**DOCUMENT EXTRACT**
....................
It is a reminder that there have been lows as well as highs. Most notably, there was the tax fraud he was caught up in at Boston. The issues predated his arrival but he kept quiet. “My grandkids will have to read about it one day. I will have to live with that.”

That was more than two decades ago now. Even the boisterous touchline behaviour has been toned down, although Evans is keen to point out that even the best coaches in the world have been known to indulge in similar histrionics – you just can’t hear them.

“If you stand behind Jurgen Klopp and listen to him, do you think he’d be heard shouting if there were 3,000 there instead of 43,000? Of course he would. All day, he never stops. Stand behind Pep when he bounces off the bench and starts yelling at the fourth official.

“Tony Stewart at Rotherham, he wanted me to be a warrior for his football club. He said, ‘I cannot take any more managers who don’t appeal for decisions or get the players up for it. I have invested too much. I want to see passion, hunger, desire and fight.’

“You are playing the percentage game. ‘That’s a penalty, ref!’ If not, you are hoping that the next one falls in your favour. I have had that go against me and go for me. But, to be honest, I think we have the highest level of integrity in this country in terms of officials.”

There has always been more to Evans than the caricature. He describes Guardiola as a genius and it is obvious that a manager does not achieve so many promotions at so many different clubs without being able to shed some light as well as bring the heat.

Image: Steve Evans and James Tavernier celebrate promotion with Rotherham at Wembley

Nothing highlights that better than perhaps his finest hour, helping Rotherham to come from two goals down against Leyton Orient at half-time in the League One playoff final in 2014. The players were in shock, looking for leadership rather than a rollocking.
....................
**MATERIAL TO PROCESS**
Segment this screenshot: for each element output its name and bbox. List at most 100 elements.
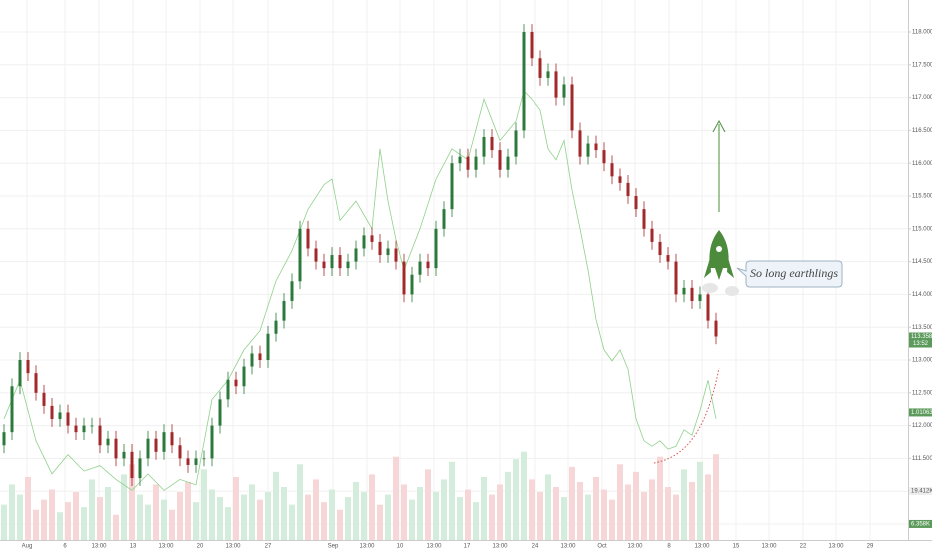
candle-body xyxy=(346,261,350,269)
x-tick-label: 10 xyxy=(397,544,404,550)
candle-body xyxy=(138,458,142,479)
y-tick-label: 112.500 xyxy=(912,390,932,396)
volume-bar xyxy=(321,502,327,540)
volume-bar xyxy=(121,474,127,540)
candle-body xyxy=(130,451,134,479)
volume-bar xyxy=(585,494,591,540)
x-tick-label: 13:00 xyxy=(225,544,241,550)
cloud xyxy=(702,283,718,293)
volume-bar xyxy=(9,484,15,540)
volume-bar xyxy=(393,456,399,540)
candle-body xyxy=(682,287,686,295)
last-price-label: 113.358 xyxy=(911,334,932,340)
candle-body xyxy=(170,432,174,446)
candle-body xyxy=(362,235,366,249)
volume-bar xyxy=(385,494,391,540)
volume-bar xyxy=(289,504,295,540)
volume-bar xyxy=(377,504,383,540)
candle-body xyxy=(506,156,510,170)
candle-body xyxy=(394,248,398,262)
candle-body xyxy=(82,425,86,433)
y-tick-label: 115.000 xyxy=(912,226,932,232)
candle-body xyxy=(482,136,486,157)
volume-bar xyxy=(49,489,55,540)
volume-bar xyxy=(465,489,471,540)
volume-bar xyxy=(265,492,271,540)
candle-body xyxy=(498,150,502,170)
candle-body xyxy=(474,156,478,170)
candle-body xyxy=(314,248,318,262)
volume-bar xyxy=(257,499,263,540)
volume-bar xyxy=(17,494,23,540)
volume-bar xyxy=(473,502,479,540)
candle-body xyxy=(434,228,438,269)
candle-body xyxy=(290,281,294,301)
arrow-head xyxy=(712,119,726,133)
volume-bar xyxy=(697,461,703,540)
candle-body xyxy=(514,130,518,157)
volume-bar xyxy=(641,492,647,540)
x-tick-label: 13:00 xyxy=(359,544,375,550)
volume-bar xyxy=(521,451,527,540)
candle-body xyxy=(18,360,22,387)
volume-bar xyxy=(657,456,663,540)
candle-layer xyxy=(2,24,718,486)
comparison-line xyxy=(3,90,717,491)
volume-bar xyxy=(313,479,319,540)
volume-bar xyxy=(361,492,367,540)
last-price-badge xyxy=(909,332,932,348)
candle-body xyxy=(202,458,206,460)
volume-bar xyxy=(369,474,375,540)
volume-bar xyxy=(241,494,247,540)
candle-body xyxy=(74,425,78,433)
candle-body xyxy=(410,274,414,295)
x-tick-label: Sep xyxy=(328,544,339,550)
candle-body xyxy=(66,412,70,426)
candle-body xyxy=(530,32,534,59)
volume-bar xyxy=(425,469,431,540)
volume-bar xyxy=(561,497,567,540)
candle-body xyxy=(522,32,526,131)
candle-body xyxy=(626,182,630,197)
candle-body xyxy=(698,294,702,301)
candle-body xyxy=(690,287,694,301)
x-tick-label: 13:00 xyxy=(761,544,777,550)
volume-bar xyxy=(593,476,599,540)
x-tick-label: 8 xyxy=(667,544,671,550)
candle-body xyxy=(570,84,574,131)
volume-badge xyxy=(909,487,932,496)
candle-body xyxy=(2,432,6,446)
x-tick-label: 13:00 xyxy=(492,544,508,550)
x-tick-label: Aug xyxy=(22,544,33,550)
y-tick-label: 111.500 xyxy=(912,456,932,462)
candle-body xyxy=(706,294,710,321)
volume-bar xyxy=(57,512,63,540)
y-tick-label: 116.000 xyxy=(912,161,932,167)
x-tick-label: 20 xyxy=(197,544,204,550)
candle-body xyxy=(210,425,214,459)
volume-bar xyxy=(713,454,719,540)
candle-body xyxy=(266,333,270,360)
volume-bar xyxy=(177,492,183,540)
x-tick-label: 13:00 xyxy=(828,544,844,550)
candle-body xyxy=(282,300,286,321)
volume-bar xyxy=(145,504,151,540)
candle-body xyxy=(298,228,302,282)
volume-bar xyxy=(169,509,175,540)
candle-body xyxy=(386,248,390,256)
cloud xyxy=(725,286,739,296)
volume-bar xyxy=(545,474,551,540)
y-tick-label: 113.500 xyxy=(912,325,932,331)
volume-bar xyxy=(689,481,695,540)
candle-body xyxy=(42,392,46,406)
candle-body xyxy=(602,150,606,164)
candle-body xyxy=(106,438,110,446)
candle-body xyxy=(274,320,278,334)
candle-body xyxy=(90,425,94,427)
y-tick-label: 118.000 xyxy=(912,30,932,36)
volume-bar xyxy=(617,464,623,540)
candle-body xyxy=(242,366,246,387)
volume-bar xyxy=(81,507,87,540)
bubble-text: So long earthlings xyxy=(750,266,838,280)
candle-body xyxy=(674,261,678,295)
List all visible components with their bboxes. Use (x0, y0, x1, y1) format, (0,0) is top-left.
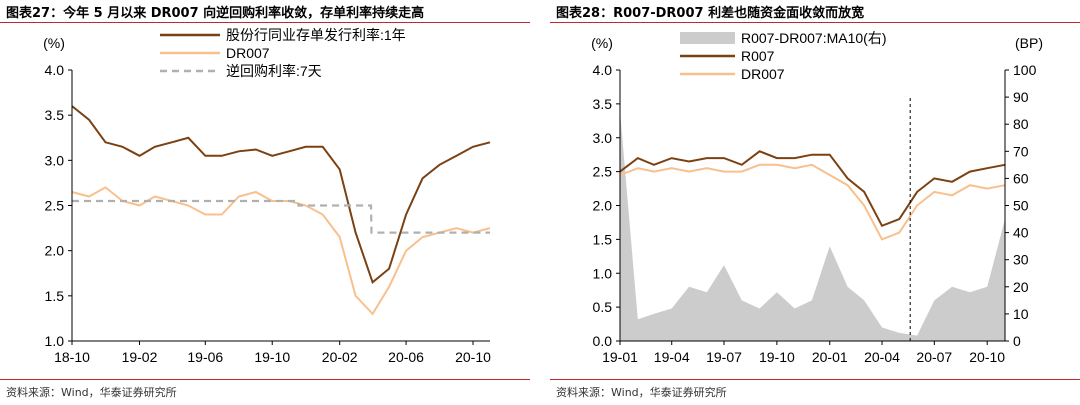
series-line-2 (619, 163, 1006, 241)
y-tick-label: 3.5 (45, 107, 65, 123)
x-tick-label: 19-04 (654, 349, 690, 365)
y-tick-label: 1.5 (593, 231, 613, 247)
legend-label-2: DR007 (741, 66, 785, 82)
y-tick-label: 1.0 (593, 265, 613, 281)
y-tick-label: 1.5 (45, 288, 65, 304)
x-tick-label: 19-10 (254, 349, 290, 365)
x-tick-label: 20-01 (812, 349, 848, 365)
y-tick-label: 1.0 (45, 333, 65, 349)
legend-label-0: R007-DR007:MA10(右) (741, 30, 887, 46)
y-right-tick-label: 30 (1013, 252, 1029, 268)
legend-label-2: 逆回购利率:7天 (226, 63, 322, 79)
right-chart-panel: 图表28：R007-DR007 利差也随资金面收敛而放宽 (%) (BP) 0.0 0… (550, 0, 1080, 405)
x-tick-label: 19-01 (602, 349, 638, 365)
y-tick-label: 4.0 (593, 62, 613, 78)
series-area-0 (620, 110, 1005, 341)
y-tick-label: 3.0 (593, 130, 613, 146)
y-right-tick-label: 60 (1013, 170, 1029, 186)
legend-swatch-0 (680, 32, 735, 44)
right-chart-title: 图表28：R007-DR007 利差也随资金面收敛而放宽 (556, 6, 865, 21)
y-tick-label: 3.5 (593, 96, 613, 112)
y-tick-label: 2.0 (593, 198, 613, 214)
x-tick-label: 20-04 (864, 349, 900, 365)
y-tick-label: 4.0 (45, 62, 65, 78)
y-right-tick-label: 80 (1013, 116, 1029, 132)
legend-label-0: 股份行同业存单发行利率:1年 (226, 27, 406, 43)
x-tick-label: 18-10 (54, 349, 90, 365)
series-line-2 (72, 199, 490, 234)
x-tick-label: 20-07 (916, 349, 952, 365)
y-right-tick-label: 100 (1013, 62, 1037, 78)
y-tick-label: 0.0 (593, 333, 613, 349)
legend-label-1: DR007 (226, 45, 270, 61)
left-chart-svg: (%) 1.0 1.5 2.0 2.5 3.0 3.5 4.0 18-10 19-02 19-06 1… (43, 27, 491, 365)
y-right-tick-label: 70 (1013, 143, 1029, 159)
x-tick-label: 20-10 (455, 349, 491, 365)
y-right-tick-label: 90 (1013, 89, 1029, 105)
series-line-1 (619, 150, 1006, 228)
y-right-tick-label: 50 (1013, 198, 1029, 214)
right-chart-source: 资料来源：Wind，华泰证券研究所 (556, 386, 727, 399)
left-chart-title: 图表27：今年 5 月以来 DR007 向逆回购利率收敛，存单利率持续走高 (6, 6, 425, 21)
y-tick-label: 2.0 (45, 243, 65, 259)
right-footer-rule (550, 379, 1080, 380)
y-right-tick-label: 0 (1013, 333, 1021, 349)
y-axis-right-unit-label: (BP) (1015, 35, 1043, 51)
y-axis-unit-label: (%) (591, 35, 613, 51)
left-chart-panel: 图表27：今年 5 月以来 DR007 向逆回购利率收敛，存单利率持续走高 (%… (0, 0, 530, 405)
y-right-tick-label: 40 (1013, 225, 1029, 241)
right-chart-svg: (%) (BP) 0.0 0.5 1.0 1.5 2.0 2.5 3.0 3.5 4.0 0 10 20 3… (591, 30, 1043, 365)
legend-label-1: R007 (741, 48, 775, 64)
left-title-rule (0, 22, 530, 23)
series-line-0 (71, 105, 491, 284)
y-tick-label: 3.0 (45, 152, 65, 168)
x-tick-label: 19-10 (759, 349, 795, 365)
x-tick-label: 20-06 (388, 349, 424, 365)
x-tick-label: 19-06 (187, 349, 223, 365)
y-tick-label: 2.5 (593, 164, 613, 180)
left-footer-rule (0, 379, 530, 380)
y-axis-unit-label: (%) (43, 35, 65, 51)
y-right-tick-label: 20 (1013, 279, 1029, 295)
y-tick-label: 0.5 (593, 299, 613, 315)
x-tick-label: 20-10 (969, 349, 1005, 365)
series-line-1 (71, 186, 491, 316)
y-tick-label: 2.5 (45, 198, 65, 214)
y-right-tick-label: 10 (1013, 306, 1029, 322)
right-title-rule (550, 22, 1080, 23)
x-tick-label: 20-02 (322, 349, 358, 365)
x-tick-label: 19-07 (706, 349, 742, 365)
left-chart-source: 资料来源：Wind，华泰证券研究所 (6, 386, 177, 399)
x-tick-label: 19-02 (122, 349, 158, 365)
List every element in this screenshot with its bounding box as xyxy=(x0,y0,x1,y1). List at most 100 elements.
....................
**TASK INSTRUCTIONS**
(1) Turn the part of the rows that opens with the line containing "series-line-2 (619, 163, 1006, 241)" and closes with the line containing "y-right-tick-label: 80 (1013, 116, 1029, 132)" into a Markdown table with the columns No. and Entry, leaving out blank lines.
(2) Go on with the article about football manager Steve Evans from where it stops.
The rows have no connection to the text about Steve Evans.

**WRITTEN ANSWERS**
(1)
| No. | Entry |
|---|---|
| 1 | series-line-2 (619, 163, 1006, 241) |
| 2 | y-tick-label: 3.5 (45, 107, 65, 123) |
| 3 | x-tick-label: 19-04 (654, 349, 690, 365) |
| 4 | y-tick-label: 1.5 (593, 231, 613, 247) |
| 5 | legend-label-2: DR007 (741, 66, 785, 82) |
| 6 | y-tick-label: 1.0 (593, 265, 613, 281) |
| 7 | y-tick-label: 1.5 (45, 288, 65, 304) |
| 8 | x-tick-label: 19-10 (254, 349, 290, 365) |
| 9 | x-tick-label: 20-01 (812, 349, 848, 365) |
| 10 | y-tick-label: 1.0 (45, 333, 65, 349) |
| 11 | legend-label-0: R007-DR007:MA10(右) (741, 30, 887, 46) |
| 12 | y-right-tick-label: 30 (1013, 252, 1029, 268) |
| 13 | legend-label-2: 逆回购利率:7天 (226, 63, 322, 79) |
| 14 | right-chart-panel: 图表28：R007-DR007 利差也随资金面收敛而放宽 (%) (BP) 0.0 0… (550, 0, 1080, 405) |
| 15 | x-tick-label: 19-01 (602, 349, 638, 365) |
| 16 | y-tick-label: 4.0 (593, 62, 613, 78) |
| 17 | series-area-0 (620, 110, 1005, 341) |
| 18 | y-tick-label: 3.0 (593, 130, 613, 146) |
| 19 | y-right-tick-label: 60 (1013, 170, 1029, 186) |
| 20 | legend-swatch-0 (680, 32, 735, 44) |
| 21 | right-chart-title: 图表28：R007-DR007 利差也随资金面收敛而放宽 (556, 6, 865, 21) |
| 22 | y-tick-label: 3.5 (593, 96, 613, 112) |
| 23 | y-tick-label: 2.0 (593, 198, 613, 214) |
| 24 | x-tick-label: 20-04 (864, 349, 900, 365) |
| 25 | y-tick-label: 4.0 (45, 62, 65, 78) |
| 26 | y-right-tick-label: 80 (1013, 116, 1029, 132) |

(2)
“There was no point going after players at Wembley when we are two down. It required a different mentality. What I had in front of me were good players. I had to find a way to turn it around. What can we do to enhance something? What can we do to change it?

“I remember going into the little side room at Wembley. I decided we would bring Wes Thomas off, who was a striker, and bring Richard Brindley off the bench, who was a great lad, a right-back who had played just a handful of games for us.

“Tony Stewart said to me afterwards, ‘When you made that sub, I thought, what is he doing?’ But it opened up the team. Kieran Agard went up top and I needed James Tavernier, our right-back, further forwards. We managed to come back and win promotion.”

It is the kind of decision-making that comes with experience, fond memories now for a man who has spent half a lifetime in management. He is adamant that he is not done yet.

In the past, moves to MLS and China have been turned down. Even Scotland is unlikely now. His 10-month old grandchild will keep him in England, but that is ideal because this is a football pyramid that Evans knows better than just about anyone else.

“If I was given the same project I was given at Rotherham now, I would do it quicker and better. I could keep someone in the league but I am also up for winning promotion given a competitive budget. Winning feels the same whether it is at Stamford or at Leeds.

“The buzz of that three points, it just drives you.”